This weekend, a group of volunteers met at the American Red Cross headquarters to take on a new kind of disaster challenge. Designers, disaster preparedness experts, and community members spent the day participating in an Iconathon co-hosted by the newly launched Global Disaster Preparedness Center and The Noun Project in honor of Disaster Risk Reduction Day. The goal of an Iconathon is to add to the public domain symbols that visually convey concepts frequently needed in civic design.

The day kicked off with a presentation on urban disaster preparedness by the Global Disaster Preparedness Center’s Senior Information Architect, Ian O’Donnell, highlighting the increased worldwide disaster risk as more people move from rural to urban settings. This was followed by Robert Banick, Geographic Information Systems Coordinator for the American Red Cross, sharing a selection of maps and explaining how having a greater range of icons to work with will make the maps more useful to disaster preparedness workers and to communities who are striving to reduce risk locally.

“Visual communication is incredibly powerful,” said Edward Boatman, co-founder and Creative Director of The Noun Project. “Symbols transcend cultural and language barriers. An effective symbol should quickly convey the correct information back to the user.”

• Available data:
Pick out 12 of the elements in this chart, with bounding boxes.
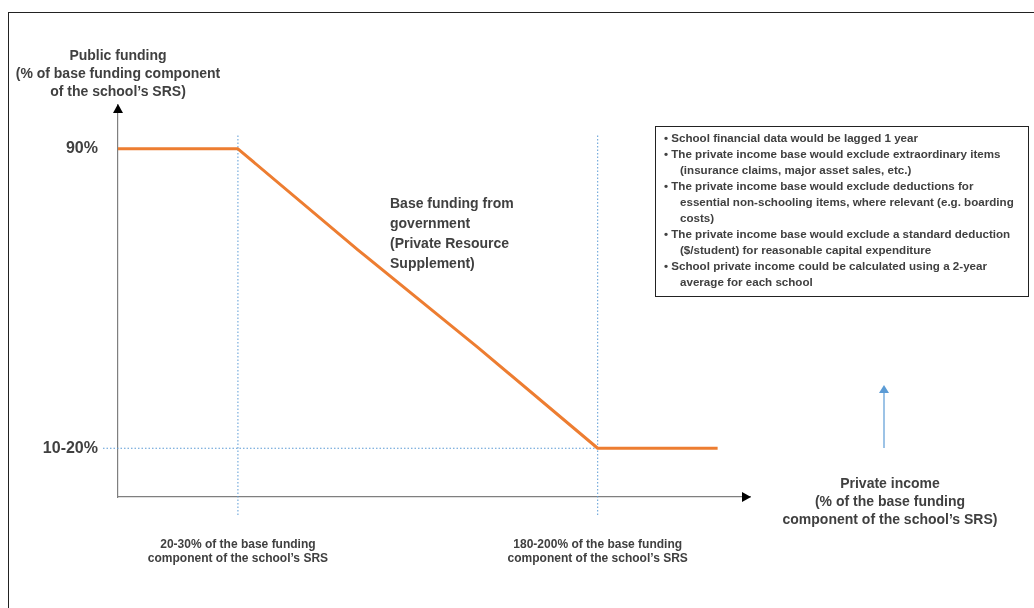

• Instructions for the task:
Please extend the Iconathon article past its last sentence. The listing has no connection to the text about the disaster preparedness Iconathon.

• Answer below:
Saturday’s Iconathon focused on creating new symbols to help convey disaster preparedness in an urban setting in a clear, concise format. Ideas like earthquake preparedness, community mapping, high ground, and internet connection were all, literally, on the table.

Teams of volunteers chose words and phrases and began the process of designing symbols that reflect those ideas. Each team had artists and graphic designers paired with subject matter experts and community members to ensure a mix of design skill and disaster management expertise were utilized in the process. 

Andy Stites, a graphic designer from a Washington, D.C., firm, participated in the event. He hoped that by designing a library of symbols open to public access, ultimately the speed of communication would be increased during a disaster. When asked why he gave up his Saturday to help, he replied “to be able to do what I love for something good.”

At the end of a long day of creative energy and focus the teams presented their sketches and shared their ideas and thinking. The Noun Project will take these symbols and make them accessible for the public to use. The symbols created during this Iconathon will help the American Red Cross, the Global Disaster Preparedness Center, and the rest of the humanitarian community communicate important disaster preparedness ideas graphically.

The Global Disaster Preparedness Center is a joint initiative between the American Red Cross and International Federation of Red Cross and Red Crescent Societies. As a globally focused resource center, it supports learning and knowledge sharing for disaster preparedness practitioners in the Red Cross and Red Crescent network as well as the wider humanitarian community.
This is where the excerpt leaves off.